◆ The request:
Gather each line in the entries that includes the string "barrister".

◆ Extracted material:
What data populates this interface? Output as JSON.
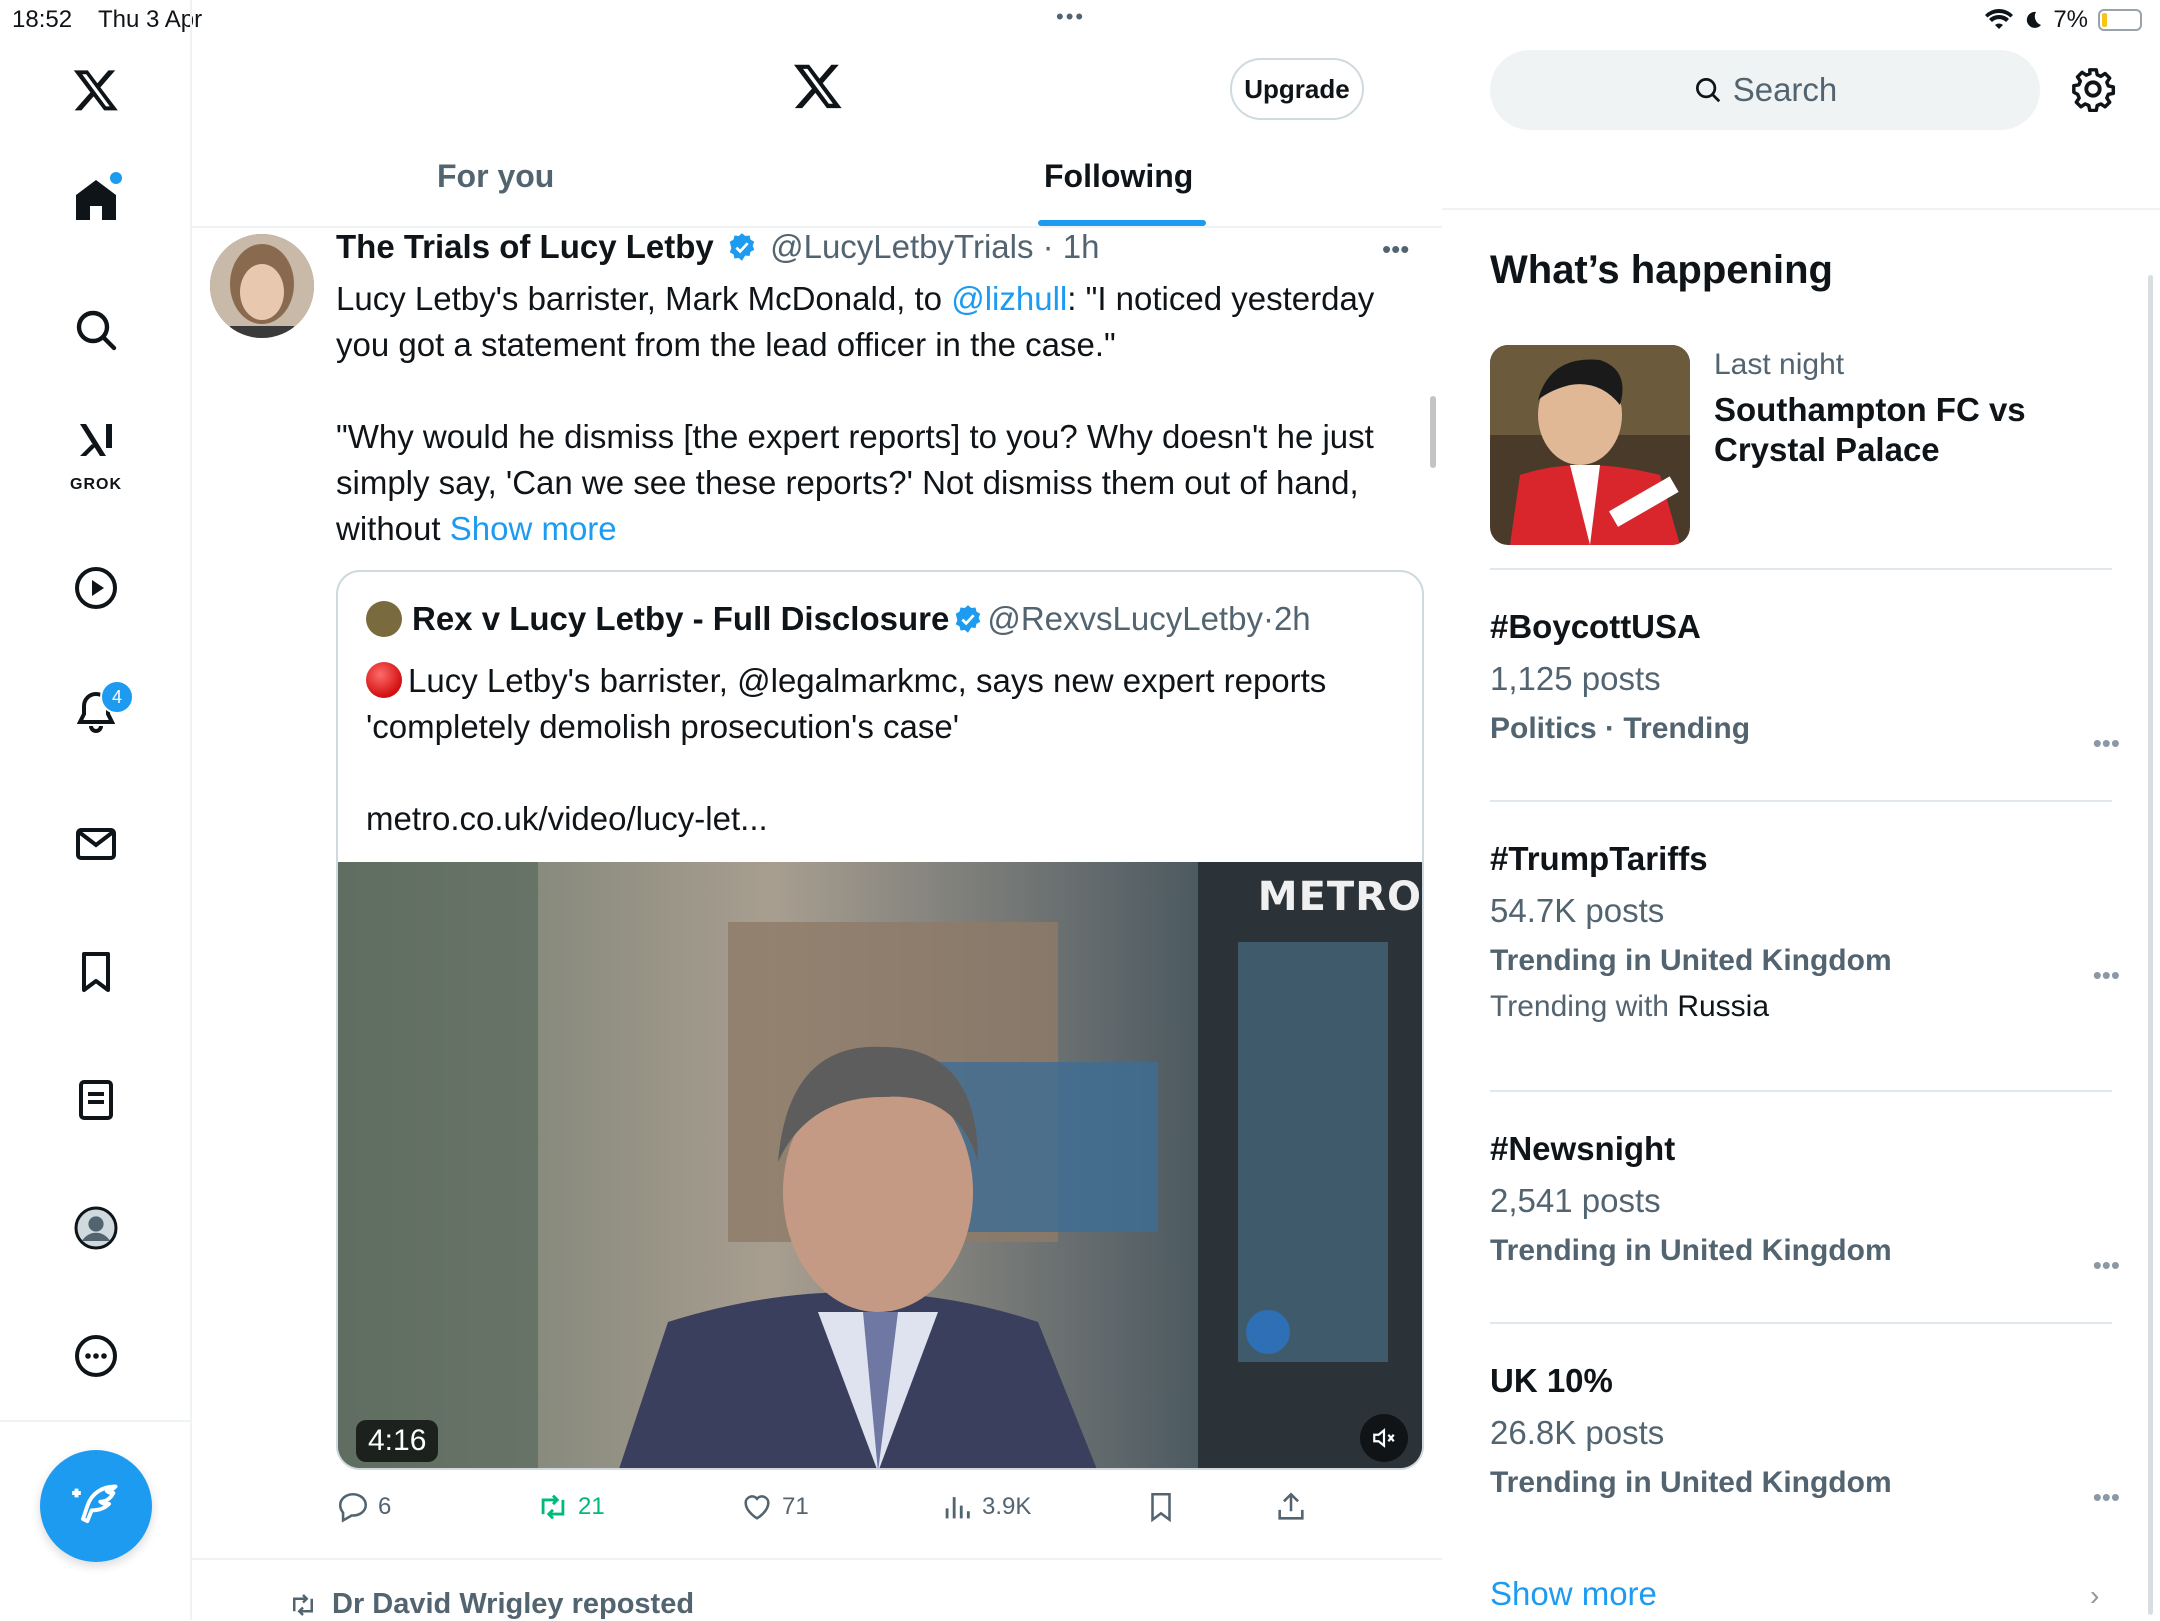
{
  "status_bar": {
    "time": "18:52",
    "date": "Thu 3 Apr",
    "battery": "7%"
  },
  "left_nav": {
    "notifications_badge": "4",
    "grok_label": "GROK"
  },
  "header": {
    "upgrade_label": "Upgrade",
    "tabs": [
      "For you",
      "Following"
    ],
    "active_tab": "Following"
  },
  "post": {
    "author_name": "The Trials of Lucy Letby",
    "handle": "@LucyLetbyTrials",
    "time": "1h",
    "text_part1": "Lucy Letby's barrister, Mark McDonald, to ",
    "mention": "@lizhull",
    "text_part2": ": \"I noticed yesterday you got a statement from the lead officer in the case.\"",
    "text_para2": "\"Why would he dismiss [the expert reports] to you? Why doesn't he just simply say, 'Can we see these reports?' Not dismiss them out of hand, without ",
    "show_more": "Show more",
    "quote": {
      "author_name": "Rex v Lucy Letby - Full Disclosure",
      "handle": "@RexvsLucyLetby",
      "time": "2h",
      "text": "Lucy Letby's barrister, @legalmarkmc, says new expert reports 'completely demolish prosecution's case'",
      "link": "metro.co.uk/video/lucy-let...",
      "video_brand": "METRO",
      "video_duration": "4:16"
    },
    "actions": {
      "replies": "6",
      "reposts": "21",
      "likes": "71",
      "views": "3.9K"
    }
  },
  "next_post": {
    "repost_line": "Dr David Wrigley reposted"
  },
  "sidebar": {
    "search_placeholder": "Search",
    "section_title": "What’s happening",
    "featured": {
      "subtitle": "Last night",
      "title": "Southampton FC vs Crystal Palace"
    },
    "trends": [
      {
        "name": "#BoycottUSA",
        "posts": "1,125 posts",
        "category": "Politics · Trending"
      },
      {
        "name": "#TrumpTariffs",
        "posts": "54.7K posts",
        "category": "Trending in United Kingdom",
        "with_label": "Trending with",
        "with_value": "Russia"
      },
      {
        "name": "#Newsnight",
        "posts": "2,541 posts",
        "category": "Trending in United Kingdom"
      },
      {
        "name": "UK 10%",
        "posts": "26.8K posts",
        "category": "Trending in United Kingdom"
      }
    ],
    "show_more": "Show more"
  },
  "colors": {
    "accent": "#1d9bf0",
    "repost": "#00ba7c",
    "text": "#0f1419",
    "muted": "#536471"
  }
}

◆ Solution for this task:
    "text_part1": "Lucy Letby's barrister, Mark McDonald, to ",
      "text": "Lucy Letby's barrister, @legalmarkmc, says new expert reports 'completely demolish prosecution's case'",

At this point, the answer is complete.